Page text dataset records
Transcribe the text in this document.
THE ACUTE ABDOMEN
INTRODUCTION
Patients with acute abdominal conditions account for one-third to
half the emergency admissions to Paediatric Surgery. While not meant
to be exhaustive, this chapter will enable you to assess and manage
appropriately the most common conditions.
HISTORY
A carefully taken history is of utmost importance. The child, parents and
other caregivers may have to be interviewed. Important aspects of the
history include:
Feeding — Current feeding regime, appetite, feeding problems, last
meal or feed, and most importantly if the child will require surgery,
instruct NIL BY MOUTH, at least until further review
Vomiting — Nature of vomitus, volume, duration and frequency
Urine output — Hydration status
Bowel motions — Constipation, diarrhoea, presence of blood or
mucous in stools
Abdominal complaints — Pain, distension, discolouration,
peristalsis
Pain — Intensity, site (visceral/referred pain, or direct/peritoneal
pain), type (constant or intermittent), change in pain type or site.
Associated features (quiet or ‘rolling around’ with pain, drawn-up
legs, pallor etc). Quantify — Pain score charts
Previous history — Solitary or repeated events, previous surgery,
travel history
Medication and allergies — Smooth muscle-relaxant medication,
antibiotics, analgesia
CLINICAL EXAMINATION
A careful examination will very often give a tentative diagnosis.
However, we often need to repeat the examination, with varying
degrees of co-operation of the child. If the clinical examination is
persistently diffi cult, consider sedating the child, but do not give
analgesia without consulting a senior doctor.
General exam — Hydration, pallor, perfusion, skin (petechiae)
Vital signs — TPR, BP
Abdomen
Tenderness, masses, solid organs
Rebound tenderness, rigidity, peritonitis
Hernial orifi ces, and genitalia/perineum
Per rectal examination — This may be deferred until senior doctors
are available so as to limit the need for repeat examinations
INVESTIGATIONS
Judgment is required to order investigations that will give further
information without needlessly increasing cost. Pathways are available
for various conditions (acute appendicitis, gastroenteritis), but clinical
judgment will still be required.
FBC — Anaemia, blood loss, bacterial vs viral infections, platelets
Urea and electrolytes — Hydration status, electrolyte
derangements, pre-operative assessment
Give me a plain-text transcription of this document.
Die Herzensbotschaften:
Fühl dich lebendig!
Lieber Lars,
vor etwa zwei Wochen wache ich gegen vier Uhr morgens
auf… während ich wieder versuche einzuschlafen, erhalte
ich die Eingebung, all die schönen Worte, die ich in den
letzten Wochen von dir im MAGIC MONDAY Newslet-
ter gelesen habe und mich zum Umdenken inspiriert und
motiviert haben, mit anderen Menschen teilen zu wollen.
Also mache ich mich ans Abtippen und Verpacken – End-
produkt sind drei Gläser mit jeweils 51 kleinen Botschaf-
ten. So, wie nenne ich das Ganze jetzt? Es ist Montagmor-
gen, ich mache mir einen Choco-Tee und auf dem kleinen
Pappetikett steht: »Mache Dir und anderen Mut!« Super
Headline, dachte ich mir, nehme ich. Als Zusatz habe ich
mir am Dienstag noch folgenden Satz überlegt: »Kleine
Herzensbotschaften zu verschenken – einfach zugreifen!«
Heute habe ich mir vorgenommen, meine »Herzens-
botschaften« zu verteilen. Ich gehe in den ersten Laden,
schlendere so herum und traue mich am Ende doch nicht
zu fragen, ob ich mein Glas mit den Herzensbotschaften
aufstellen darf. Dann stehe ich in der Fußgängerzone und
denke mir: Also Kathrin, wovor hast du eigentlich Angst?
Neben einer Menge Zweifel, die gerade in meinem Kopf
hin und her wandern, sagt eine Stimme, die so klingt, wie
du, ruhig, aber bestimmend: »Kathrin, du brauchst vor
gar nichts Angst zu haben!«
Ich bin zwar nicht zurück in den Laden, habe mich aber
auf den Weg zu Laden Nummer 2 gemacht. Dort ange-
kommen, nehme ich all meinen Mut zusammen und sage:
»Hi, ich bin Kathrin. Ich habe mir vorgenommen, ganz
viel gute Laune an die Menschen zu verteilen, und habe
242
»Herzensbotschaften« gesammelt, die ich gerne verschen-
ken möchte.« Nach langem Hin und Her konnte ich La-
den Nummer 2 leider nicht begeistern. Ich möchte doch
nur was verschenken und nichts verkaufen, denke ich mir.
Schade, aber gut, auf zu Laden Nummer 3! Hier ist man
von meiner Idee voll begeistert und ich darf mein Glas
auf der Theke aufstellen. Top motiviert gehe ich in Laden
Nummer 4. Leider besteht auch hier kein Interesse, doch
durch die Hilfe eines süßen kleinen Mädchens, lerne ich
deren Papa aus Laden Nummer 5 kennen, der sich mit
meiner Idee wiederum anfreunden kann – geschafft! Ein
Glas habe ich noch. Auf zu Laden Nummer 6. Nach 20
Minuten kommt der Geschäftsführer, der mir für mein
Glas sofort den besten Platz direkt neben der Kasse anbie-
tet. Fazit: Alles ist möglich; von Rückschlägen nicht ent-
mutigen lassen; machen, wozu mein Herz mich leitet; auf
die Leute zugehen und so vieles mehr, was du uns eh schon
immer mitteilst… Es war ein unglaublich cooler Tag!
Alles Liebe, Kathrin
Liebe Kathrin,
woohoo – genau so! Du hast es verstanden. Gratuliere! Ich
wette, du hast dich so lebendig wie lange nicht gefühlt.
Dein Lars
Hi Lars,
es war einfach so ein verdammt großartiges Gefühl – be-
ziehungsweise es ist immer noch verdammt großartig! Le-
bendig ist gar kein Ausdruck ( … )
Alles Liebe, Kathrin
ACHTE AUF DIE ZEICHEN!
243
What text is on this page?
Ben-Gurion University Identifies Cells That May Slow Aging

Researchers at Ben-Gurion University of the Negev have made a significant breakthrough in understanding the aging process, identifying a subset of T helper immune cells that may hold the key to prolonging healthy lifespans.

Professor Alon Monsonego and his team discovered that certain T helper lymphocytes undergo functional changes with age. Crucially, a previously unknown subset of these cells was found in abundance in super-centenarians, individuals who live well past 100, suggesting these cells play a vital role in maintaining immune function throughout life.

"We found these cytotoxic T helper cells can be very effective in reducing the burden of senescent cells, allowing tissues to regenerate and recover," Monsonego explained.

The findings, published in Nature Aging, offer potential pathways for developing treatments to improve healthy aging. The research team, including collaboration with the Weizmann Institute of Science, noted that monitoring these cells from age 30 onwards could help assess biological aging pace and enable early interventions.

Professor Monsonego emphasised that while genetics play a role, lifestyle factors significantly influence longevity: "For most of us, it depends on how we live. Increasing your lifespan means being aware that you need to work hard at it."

## Exercise
Word for word, write out all the lines shown above.

## Response
Transcribe the text in this document.
THE ACUTE ABDOMEN
INTRODUCTION
Patients with acute abdominal conditions account for one-third to
half the emergency admissions to Paediatric Surgery. While not meant
to be exhaustive, this chapter will enable you to assess and manage
appropriately the most common conditions.
HISTORY
A carefully taken history is of utmost importance. The child, parents and
other caregivers may have to be interviewed. Important aspects of the
history include:
Feeding — Current feeding regime, appetite, feeding problems, last
meal or feed, and most importantly if the child will require surgery,
instruct NIL BY MOUTH, at least until further review
Vomiting — Nature of vomitus, volume, duration and frequency
Urine output — Hydration status
Bowel motions — Constipation, diarrhoea, presence of blood or
mucous in stools
Abdominal complaints — Pain, distension, discolouration,
peristalsis
Pain — Intensity, site (visceral/referred pain, or direct/peritoneal
pain), type (constant or intermittent), change in pain type or site.
Associated features (quiet or ‘rolling around’ with pain, drawn-up
legs, pallor etc). Quantify — Pain score charts
Previous history — Solitary or repeated events, previous surgery,
travel history
Medication and allergies — Smooth muscle-relaxant medication,
antibiotics, analgesia
CLINICAL EXAMINATION
A careful examination will very often give a tentative diagnosis.
However, we often need to repeat the examination, with varying
degrees of co-operation of the child. If the clinical examination is
persistently diffi cult, consider sedating the child, but do not give
analgesia without consulting a senior doctor.
General exam — Hydration, pallor, perfusion, skin (petechiae)
Vital signs — TPR, BP
Abdomen
Tenderness, masses, solid organs
Rebound tenderness, rigidity, peritonitis
Hernial orifi ces, and genitalia/perineum
Per rectal examination — This may be deferred until senior doctors
are available so as to limit the need for repeat examinations
INVESTIGATIONS
Judgment is required to order investigations that will give further
information without needlessly increasing cost. Pathways are available
for various conditions (acute appendicitis, gastroenteritis), but clinical
judgment will still be required.
FBC — Anaemia, blood loss, bacterial vs viral infections, platelets
Urea and electrolytes — Hydration status, electrolyte
derangements, pre-operative assessment
Give me a plain-text transcription of this document.
Die Herzensbotschaften:
Fühl dich lebendig!
Lieber Lars,
vor etwa zwei Wochen wache ich gegen vier Uhr morgens
auf… während ich wieder versuche einzuschlafen, erhalte
ich die Eingebung, all die schönen Worte, die ich in den
letzten Wochen von dir im MAGIC MONDAY Newslet-
ter gelesen habe und mich zum Umdenken inspiriert und
motiviert haben, mit anderen Menschen teilen zu wollen.
Also mache ich mich ans Abtippen und Verpacken – End-
produkt sind drei Gläser mit jeweils 51 kleinen Botschaf-
ten. So, wie nenne ich das Ganze jetzt? Es ist Montagmor-
gen, ich mache mir einen Choco-Tee und auf dem kleinen
Pappetikett steht: »Mache Dir und anderen Mut!« Super
Headline, dachte ich mir, nehme ich. Als Zusatz habe ich
mir am Dienstag noch folgenden Satz überlegt: »Kleine
Herzensbotschaften zu verschenken – einfach zugreifen!«
Heute habe ich mir vorgenommen, meine »Herzens-
botschaften« zu verteilen. Ich gehe in den ersten Laden,
schlendere so herum und traue mich am Ende doch nicht
zu fragen, ob ich mein Glas mit den Herzensbotschaften
aufstellen darf. Dann stehe ich in der Fußgängerzone und
denke mir: Also Kathrin, wovor hast du eigentlich Angst?
Neben einer Menge Zweifel, die gerade in meinem Kopf
hin und her wandern, sagt eine Stimme, die so klingt, wie
du, ruhig, aber bestimmend: »Kathrin, du brauchst vor
gar nichts Angst zu haben!«
Ich bin zwar nicht zurück in den Laden, habe mich aber
auf den Weg zu Laden Nummer 2 gemacht. Dort ange-
kommen, nehme ich all meinen Mut zusammen und sage:
»Hi, ich bin Kathrin. Ich habe mir vorgenommen, ganz
viel gute Laune an die Menschen zu verteilen, und habe
242
»Herzensbotschaften« gesammelt, die ich gerne verschen-
ken möchte.« Nach langem Hin und Her konnte ich La-
den Nummer 2 leider nicht begeistern. Ich möchte doch
nur was verschenken und nichts verkaufen, denke ich mir.
Schade, aber gut, auf zu Laden Nummer 3! Hier ist man
von meiner Idee voll begeistert und ich darf mein Glas
auf der Theke aufstellen. Top motiviert gehe ich in Laden
Nummer 4. Leider besteht auch hier kein Interesse, doch
durch die Hilfe eines süßen kleinen Mädchens, lerne ich
deren Papa aus Laden Nummer 5 kennen, der sich mit
meiner Idee wiederum anfreunden kann – geschafft! Ein
Glas habe ich noch. Auf zu Laden Nummer 6. Nach 20
Minuten kommt der Geschäftsführer, der mir für mein
Glas sofort den besten Platz direkt neben der Kasse anbie-
tet. Fazit: Alles ist möglich; von Rückschlägen nicht ent-
mutigen lassen; machen, wozu mein Herz mich leitet; auf
die Leute zugehen und so vieles mehr, was du uns eh schon
immer mitteilst… Es war ein unglaublich cooler Tag!
Alles Liebe, Kathrin
Liebe Kathrin,
woohoo – genau so! Du hast es verstanden. Gratuliere! Ich
wette, du hast dich so lebendig wie lange nicht gefühlt.
Dein Lars
Hi Lars,
es war einfach so ein verdammt großartiges Gefühl – be-
ziehungsweise es ist immer noch verdammt großartig! Le-
bendig ist gar kein Ausdruck ( … )
Alles Liebe, Kathrin
ACHTE AUF DIE ZEICHEN!
243
What text is on this page?
Ben-Gurion University Identifies Cells That May Slow Aging

Researchers at Ben-Gurion University of the Negev have made a significant breakthrough in understanding the aging process, identifying a subset of T helper immune cells that may hold the key to prolonging healthy lifespans.

Professor Alon Monsonego and his team discovered that certain T helper lymphocytes undergo functional changes with age. Crucially, a previously unknown subset of these cells was found in abundance in super-centenarians, individuals who live well past 100, suggesting these cells play a vital role in maintaining immune function throughout life.

"We found these cytotoxic T helper cells can be very effective in reducing the burden of senescent cells, allowing tissues to regenerate and recover," Monsonego explained.

The findings, published in Nature Aging, offer potential pathways for developing treatments to improve healthy aging. The research team, including collaboration with the Weizmann Institute of Science, noted that monitoring these cells from age 30 onwards could help assess biological aging pace and enable early interventions.

Professor Monsonego emphasised that while genetics play a role, lifestyle factors significantly influence longevity: "For most of us, it depends on how we live. Increasing your lifespan means being aware that you need to work hard at it."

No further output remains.